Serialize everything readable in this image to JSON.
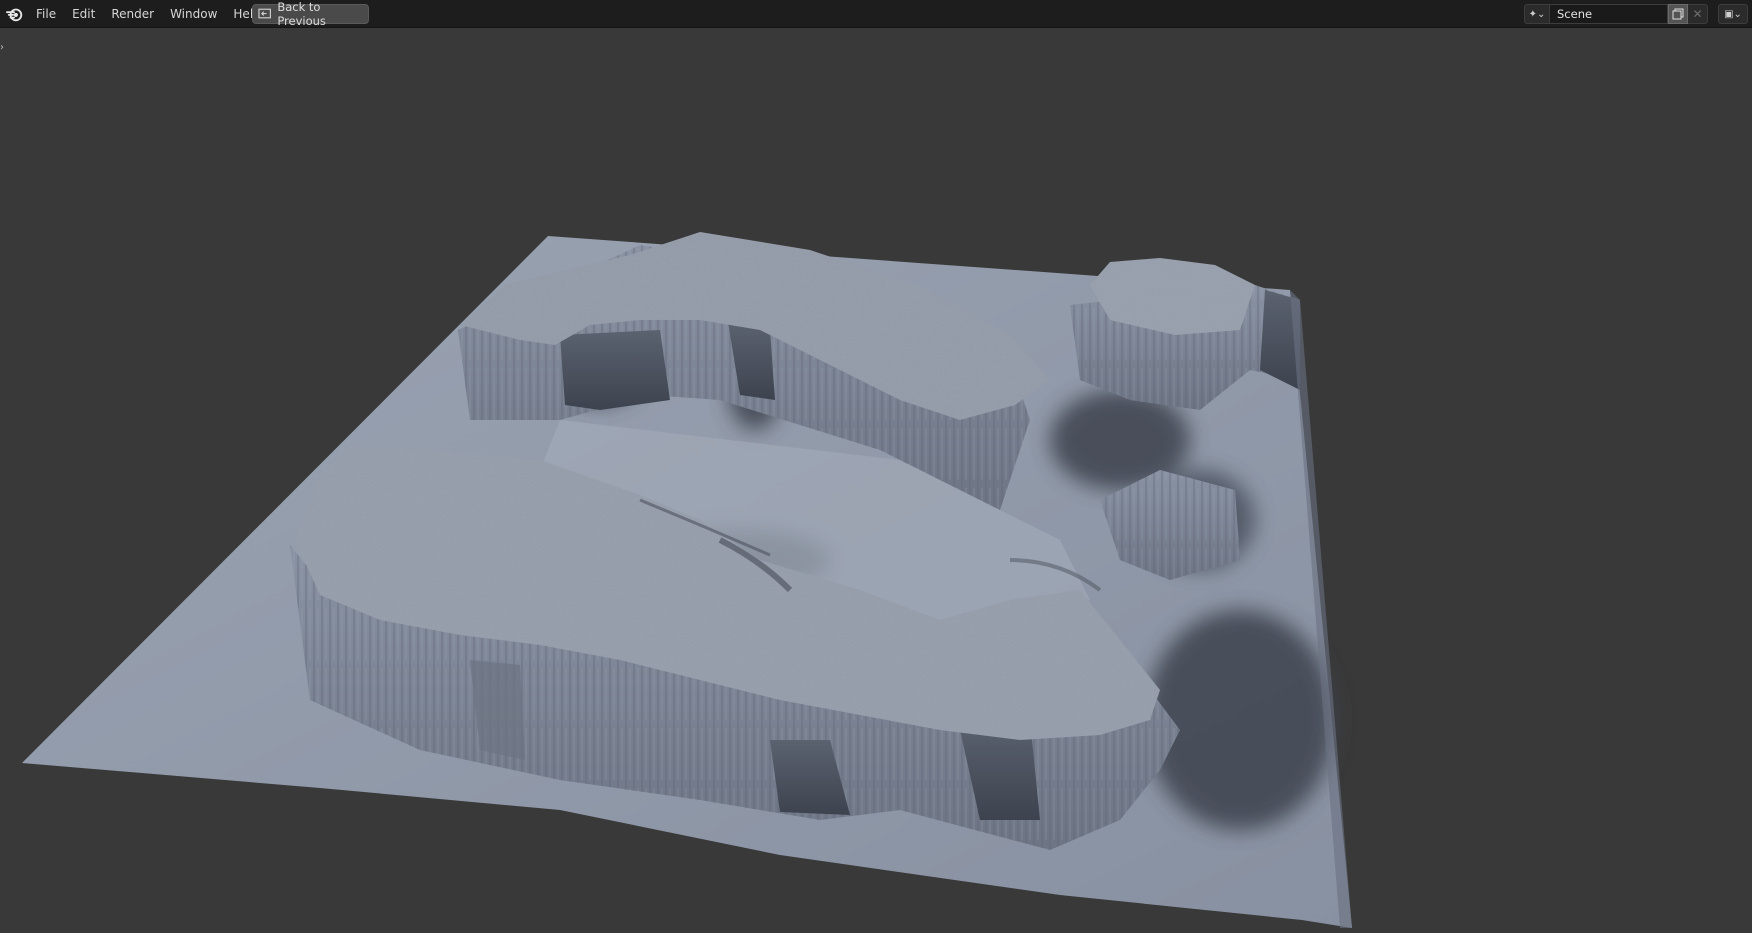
{
  "topbar": {
    "menu": [
      {
        "label": "File"
      },
      {
        "label": "Edit"
      },
      {
        "label": "Render"
      },
      {
        "label": "Window"
      },
      {
        "label": "Help"
      }
    ],
    "back_button_label": "Back to Previous",
    "scene": {
      "name": "Scene",
      "type_icon": "scene-data-icon",
      "new_icon": "duplicate-icon",
      "close_icon": "close-icon"
    },
    "view_layer_icon": "view-layer-icon"
  },
  "viewport": {
    "background_color": "#393939",
    "object": "terrain-mesh",
    "mesh_color": "#8c95a5",
    "shadow_color": "#3e4450"
  }
}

# # # # # # #

Consider the entries above and return each line with the string "icon".

      "type_icon": "scene-data-icon",
      "new_icon": "duplicate-icon",
      "close_icon": "close-icon"
    "view_layer_icon": "view-layer-icon"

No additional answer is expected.